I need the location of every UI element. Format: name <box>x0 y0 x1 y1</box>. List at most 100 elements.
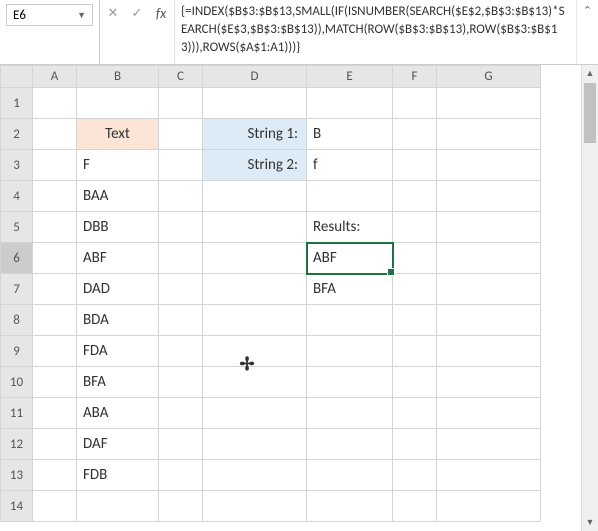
cell[interactable] <box>307 88 393 119</box>
cell[interactable] <box>159 460 203 491</box>
cell[interactable] <box>307 305 393 336</box>
cell[interactable] <box>437 274 541 305</box>
select-all-corner[interactable] <box>1 66 33 88</box>
result-item[interactable]: BFA <box>307 274 393 305</box>
cell[interactable] <box>437 460 541 491</box>
row-head[interactable]: 6 <box>1 243 33 274</box>
cell[interactable] <box>203 181 307 212</box>
cell[interactable] <box>437 212 541 243</box>
col-head-F[interactable]: F <box>393 66 437 88</box>
string1-value[interactable]: B <box>307 119 393 150</box>
cell[interactable] <box>393 274 437 305</box>
scroll-thumb[interactable] <box>584 83 596 143</box>
cell[interactable] <box>203 243 307 274</box>
cell[interactable] <box>159 274 203 305</box>
row-head[interactable]: 12 <box>1 429 33 460</box>
cell[interactable] <box>33 88 77 119</box>
cell[interactable] <box>203 212 307 243</box>
cell[interactable] <box>393 367 437 398</box>
cell[interactable] <box>77 491 159 522</box>
vertical-scrollbar[interactable]: ▲ ▼ <box>581 65 598 531</box>
cell[interactable] <box>437 150 541 181</box>
confirm-icon[interactable]: ✓ <box>128 4 146 22</box>
text-item[interactable]: BDA <box>77 305 159 336</box>
cell[interactable] <box>203 88 307 119</box>
scroll-down-icon[interactable]: ▼ <box>582 514 598 531</box>
results-header[interactable]: Results: <box>307 212 393 243</box>
row-head[interactable]: 3 <box>1 150 33 181</box>
col-head-D[interactable]: D <box>203 66 307 88</box>
cell[interactable] <box>437 367 541 398</box>
text-item[interactable]: ABF <box>77 243 159 274</box>
cell[interactable] <box>33 398 77 429</box>
cell[interactable] <box>159 491 203 522</box>
cell[interactable] <box>159 181 203 212</box>
cell[interactable] <box>33 243 77 274</box>
col-head-B[interactable]: B <box>77 66 159 88</box>
cell[interactable] <box>159 212 203 243</box>
text-item[interactable]: DBB <box>77 212 159 243</box>
formula-input[interactable]: {=INDEX($B$3:$B$13,SMALL(IF(ISNUMBER(SEA… <box>175 0 576 64</box>
cell[interactable] <box>203 491 307 522</box>
row-head[interactable]: 10 <box>1 367 33 398</box>
col-head-C[interactable]: C <box>159 66 203 88</box>
cell[interactable] <box>393 88 437 119</box>
cell[interactable] <box>203 367 307 398</box>
cell[interactable] <box>203 460 307 491</box>
cell[interactable] <box>307 460 393 491</box>
cell[interactable] <box>393 212 437 243</box>
cell[interactable] <box>203 305 307 336</box>
cell[interactable] <box>393 243 437 274</box>
cell[interactable] <box>307 491 393 522</box>
cell[interactable] <box>159 429 203 460</box>
cancel-icon[interactable]: ✕ <box>104 4 122 22</box>
cell[interactable] <box>393 398 437 429</box>
cell[interactable] <box>307 181 393 212</box>
grid[interactable]: A B C D E F G 1 2 Text String 1: B <box>0 65 541 522</box>
cell[interactable] <box>437 398 541 429</box>
text-item[interactable]: DAD <box>77 274 159 305</box>
cell[interactable] <box>159 119 203 150</box>
cell[interactable] <box>159 367 203 398</box>
cell[interactable] <box>393 150 437 181</box>
text-item[interactable]: FDA <box>77 336 159 367</box>
cell[interactable] <box>437 243 541 274</box>
cell[interactable] <box>203 429 307 460</box>
row-head[interactable]: 9 <box>1 336 33 367</box>
cell[interactable] <box>33 119 77 150</box>
name-box[interactable]: E6 ▼ <box>6 4 93 26</box>
scroll-up-icon[interactable]: ▲ <box>582 65 598 82</box>
text-item[interactable]: BFA <box>77 367 159 398</box>
cell[interactable] <box>437 181 541 212</box>
text-item[interactable]: DAF <box>77 429 159 460</box>
string1-label[interactable]: String 1: <box>203 119 307 150</box>
cell[interactable] <box>159 243 203 274</box>
row-head[interactable]: 11 <box>1 398 33 429</box>
cell[interactable] <box>307 398 393 429</box>
row-head[interactable]: 1 <box>1 88 33 119</box>
cell[interactable] <box>33 336 77 367</box>
text-item[interactable]: BAA <box>77 181 159 212</box>
row-head[interactable]: 7 <box>1 274 33 305</box>
chevron-down-icon[interactable]: ▼ <box>77 10 86 21</box>
cell[interactable] <box>77 88 159 119</box>
row-head[interactable]: 14 <box>1 491 33 522</box>
cell[interactable] <box>159 398 203 429</box>
string2-value[interactable]: f <box>307 150 393 181</box>
col-head-E[interactable]: E <box>307 66 393 88</box>
cell[interactable] <box>393 491 437 522</box>
cell[interactable] <box>33 274 77 305</box>
row-head[interactable]: 13 <box>1 460 33 491</box>
expand-formula-icon[interactable]: ⌃ <box>576 0 598 64</box>
cell[interactable] <box>203 398 307 429</box>
cell[interactable] <box>437 88 541 119</box>
cell[interactable] <box>393 336 437 367</box>
text-item[interactable]: F <box>77 150 159 181</box>
cell[interactable] <box>203 274 307 305</box>
cell[interactable] <box>159 305 203 336</box>
cell[interactable] <box>393 119 437 150</box>
cell[interactable] <box>159 336 203 367</box>
cell[interactable] <box>33 181 77 212</box>
cell[interactable] <box>393 460 437 491</box>
cell[interactable] <box>437 119 541 150</box>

- Your task:
Reproduce, unchanged, the lines of the records from the one containing "cell[interactable] <box>307 88 393 119</box>" through the one containing "select-all-corner[interactable] <box>1 66", including both of those lines.

- Result of this exercise:
cell[interactable] <box>307 88 393 119</box>
cell[interactable] <box>159 460 203 491</box>
cell[interactable] <box>307 305 393 336</box>
cell[interactable] <box>437 274 541 305</box>
select-all-corner[interactable] <box>1 66 33 88</box>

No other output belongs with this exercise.